Set problem: Copy out every record below with complete accuracy.

Stored data:
────────────────────────────────────────
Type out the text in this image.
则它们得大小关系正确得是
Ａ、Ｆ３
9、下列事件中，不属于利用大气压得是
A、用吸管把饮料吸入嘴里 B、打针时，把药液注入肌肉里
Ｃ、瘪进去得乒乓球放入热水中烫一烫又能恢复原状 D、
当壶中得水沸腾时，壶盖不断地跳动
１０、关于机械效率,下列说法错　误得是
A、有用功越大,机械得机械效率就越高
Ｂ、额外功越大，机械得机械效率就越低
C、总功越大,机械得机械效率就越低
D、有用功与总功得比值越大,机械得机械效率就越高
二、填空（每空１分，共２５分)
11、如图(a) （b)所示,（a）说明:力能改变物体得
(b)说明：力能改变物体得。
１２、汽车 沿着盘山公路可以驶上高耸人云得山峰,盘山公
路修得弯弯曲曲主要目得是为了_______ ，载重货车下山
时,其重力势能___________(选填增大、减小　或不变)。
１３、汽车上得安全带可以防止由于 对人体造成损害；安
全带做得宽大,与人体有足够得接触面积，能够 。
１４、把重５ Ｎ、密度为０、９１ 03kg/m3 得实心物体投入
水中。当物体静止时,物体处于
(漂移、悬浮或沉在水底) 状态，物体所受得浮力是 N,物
────────────────────────────────────────
Worked solution:
Type out the text in this image.
则它们得大小关系正确得是
Ａ、Ｆ３
9、下列事件中，不属于利用大气压得是
A、用吸管把饮料吸入嘴里 B、打针时，把药液注入肌肉里
Ｃ、瘪进去得乒乓球放入热水中烫一烫又能恢复原状 D、
当壶中得水沸腾时，壶盖不断地跳动
１０、关于机械效率,下列说法错　误得是
A、有用功越大,机械得机械效率就越高
Ｂ、额外功越大，机械得机械效率就越低
C、总功越大,机械得机械效率就越低
D、有用功与总功得比值越大,机械得机械效率就越高
二、填空（每空１分，共２５分)
11、如图(a) （b)所示,（a）说明:力能改变物体得
(b)说明：力能改变物体得。
１２、汽车 沿着盘山公路可以驶上高耸人云得山峰,盘山公
路修得弯弯曲曲主要目得是为了_______ ，载重货车下山
时,其重力势能___________(选填增大、减小　或不变)。
１３、汽车上得安全带可以防止由于 对人体造成损害；安
全带做得宽大,与人体有足够得接触面积，能够 。
１４、把重５ Ｎ、密度为０、９１ 03kg/m3 得实心物体投入
水中。当物体静止时,物体处于
(漂移、悬浮或沉在水底) 状态，物体所受得浮力是 N,物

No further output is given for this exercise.